EXERCISE BRIEF>
Take the line containing "What's the underlying" and every line after it to the end of the records, and copy them exactly, excluding pictures.

INFORMATION SHOWN>
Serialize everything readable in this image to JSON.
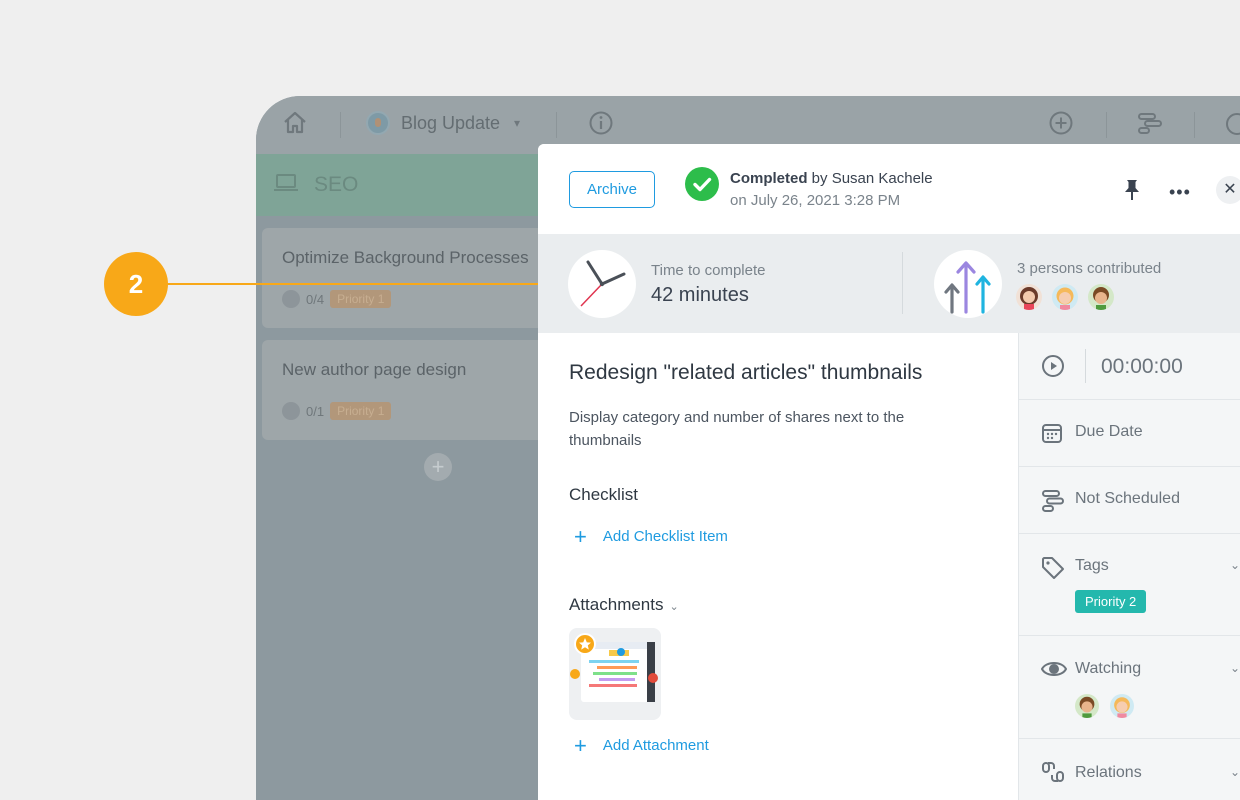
{
  "background_app": {
    "project_name": "Blog Update",
    "column_title": "SEO",
    "cards": [
      {
        "title": "Optimize Background Processes",
        "subtasks": "0/4",
        "priority": "Priority 1"
      },
      {
        "title": "New author page design",
        "subtasks": "0/1",
        "priority": "Priority 1"
      }
    ],
    "add_card_symbol": "+"
  },
  "callout": {
    "number": "2",
    "color": "#f8a818"
  },
  "panel": {
    "archive_label": "Archive",
    "status_bold": "Completed",
    "status_by": " by Susan Kachele",
    "status_date": "on July 26, 2021 3:28 PM",
    "more_symbol": "•••",
    "close_symbol": "✕",
    "time_label": "Time to complete",
    "time_value": "42 minutes",
    "contrib_label": "3 persons contributed",
    "task_title": "Redesign \"related articles\" thumbnails",
    "task_description": "Display category and number of shares next to the thumbnails",
    "checklist_title": "Checklist",
    "add_checklist_label": "Add Checklist Item",
    "attachments_title": "Attachments",
    "add_attachment_label": "Add Attachment",
    "plus_symbol": "+"
  },
  "sidebar": {
    "timer": "00:00:00",
    "due_date": "Due Date",
    "not_scheduled": "Not Scheduled",
    "tags": "Tags",
    "tag_chip": "Priority 2",
    "watching": "Watching",
    "relations": "Relations"
  },
  "colors": {
    "accent": "#1f9be0",
    "success": "#2dbd4b",
    "tag": "#24b8ad"
  }
}
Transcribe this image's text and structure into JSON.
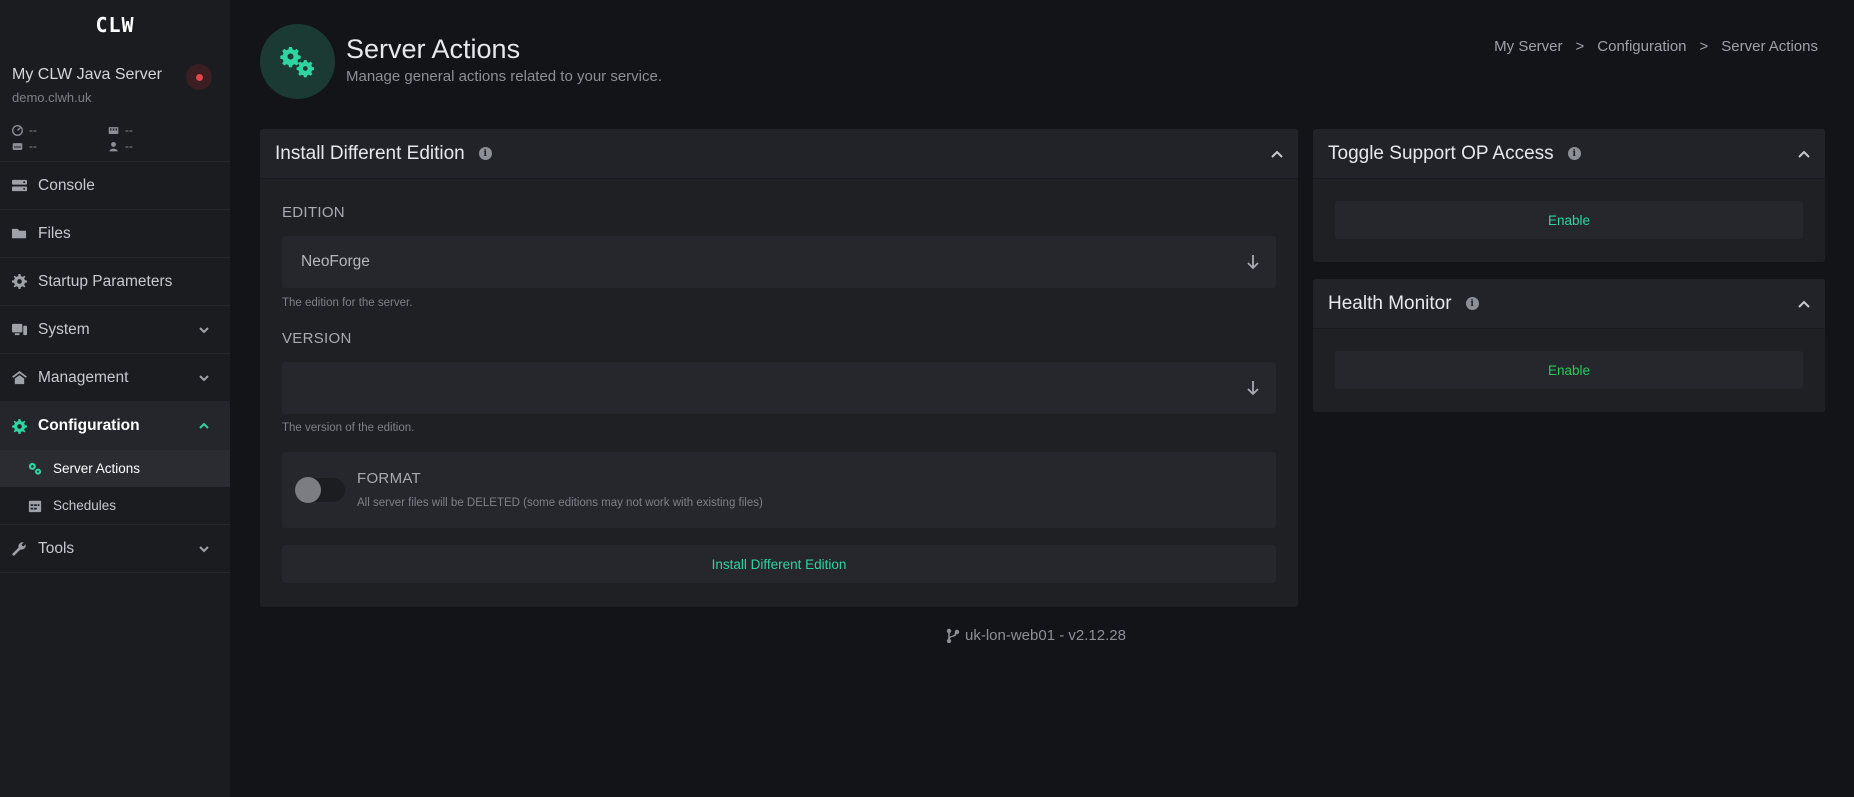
{
  "app": {
    "logo": "CLW"
  },
  "server": {
    "name": "My CLW Java Server",
    "host": "demo.clwh.uk",
    "stats": [
      {
        "icon": "cpu-icon",
        "value": "--"
      },
      {
        "icon": "memory-icon",
        "value": "--"
      },
      {
        "icon": "disk-icon",
        "value": "--"
      },
      {
        "icon": "players-icon",
        "value": "--"
      }
    ],
    "status_color": "#e1454b"
  },
  "sidebar": {
    "items": [
      {
        "label": "Console",
        "icon": "console-icon"
      },
      {
        "label": "Files",
        "icon": "folder-icon"
      },
      {
        "label": "Startup Parameters",
        "icon": "gear-icon"
      },
      {
        "label": "System",
        "icon": "system-icon"
      },
      {
        "label": "Management",
        "icon": "management-icon"
      },
      {
        "label": "Configuration",
        "icon": "gear-icon",
        "active": true
      },
      {
        "label": "Tools",
        "icon": "wrench-icon"
      }
    ],
    "sub_items": [
      {
        "label": "Server Actions",
        "icon": "gears-icon",
        "current": true
      },
      {
        "label": "Schedules",
        "icon": "calendar-icon"
      }
    ]
  },
  "header": {
    "title": "Server Actions",
    "subtitle": "Manage general actions related to your service.",
    "breadcrumb": [
      "My Server",
      "Configuration",
      "Server Actions"
    ],
    "separator": ">"
  },
  "install_panel": {
    "title": "Install Different Edition",
    "edition_label": "EDITION",
    "edition_value": "NeoForge",
    "edition_help": "The edition for the server.",
    "version_label": "VERSION",
    "version_value": "",
    "version_help": "The version of the edition.",
    "format_title": "FORMAT",
    "format_desc": "All server files will be DELETED (some editions may not work with existing files)",
    "format_enabled": false,
    "button_label": "Install Different Edition"
  },
  "support_panel": {
    "title": "Toggle Support OP Access",
    "button_label": "Enable"
  },
  "health_panel": {
    "title": "Health Monitor",
    "button_label": "Enable"
  },
  "footer": {
    "text": "uk-lon-web01 - v2.12.28"
  },
  "colors": {
    "accent": "#2fd4a1",
    "enable_green": "#29c95a",
    "background": "#131417",
    "panel": "#1f2024"
  }
}
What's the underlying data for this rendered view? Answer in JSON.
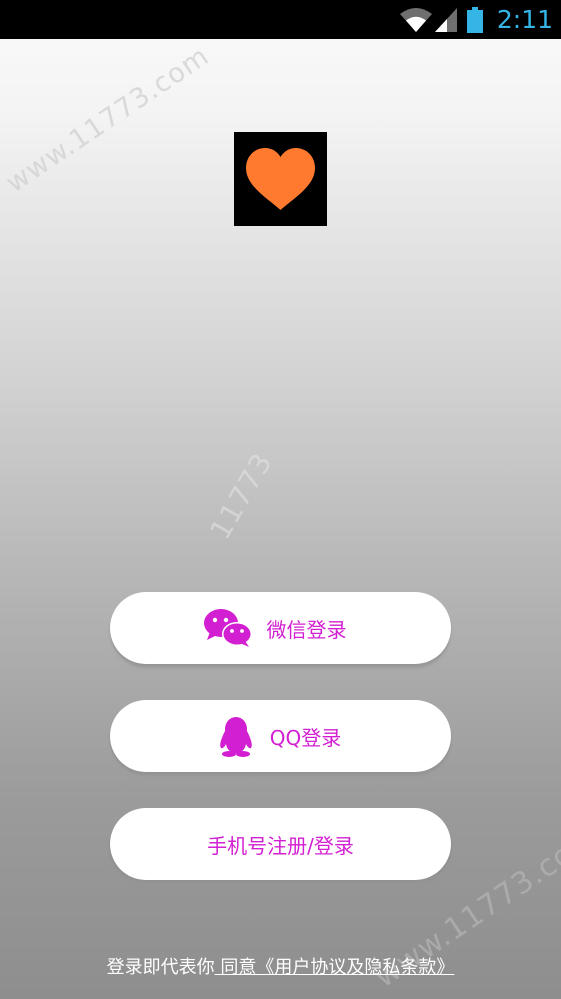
{
  "status_bar": {
    "time": "2:11",
    "icons": [
      "wifi-icon",
      "signal-icon",
      "battery-icon"
    ],
    "time_color": "#34b5e5"
  },
  "app": {
    "logo_icon": "heart-icon",
    "logo_color": "#ff7a2f"
  },
  "watermarks": [
    "www.11773.com",
    "11773",
    "www.11773.com"
  ],
  "buttons": {
    "wechat": {
      "label": "微信登录",
      "icon": "wechat-icon"
    },
    "qq": {
      "label": "QQ登录",
      "icon": "qq-penguin-icon"
    },
    "phone": {
      "label": "手机号注册/登录"
    }
  },
  "accent_color": "#d21fd2",
  "agreement": {
    "prefix": "登录即代表你",
    "link": " 同意《用户协议及隐私条款》"
  }
}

RESULT OF THIS EXERCISE>
What's the underlying data for this rendered view? Answer in JSON.
{
  "status_bar": {
    "time": "2:11",
    "icons": [
      "wifi-icon",
      "signal-icon",
      "battery-icon"
    ],
    "time_color": "#34b5e5"
  },
  "app": {
    "logo_icon": "heart-icon",
    "logo_color": "#ff7a2f"
  },
  "watermarks": [
    "www.11773.com",
    "11773",
    "www.11773.com"
  ],
  "buttons": {
    "wechat": {
      "label": "微信登录",
      "icon": "wechat-icon"
    },
    "qq": {
      "label": "QQ登录",
      "icon": "qq-penguin-icon"
    },
    "phone": {
      "label": "手机号注册/登录"
    }
  },
  "accent_color": "#d21fd2",
  "agreement": {
    "prefix": "登录即代表你",
    "link": " 同意《用户协议及隐私条款》"
  }
}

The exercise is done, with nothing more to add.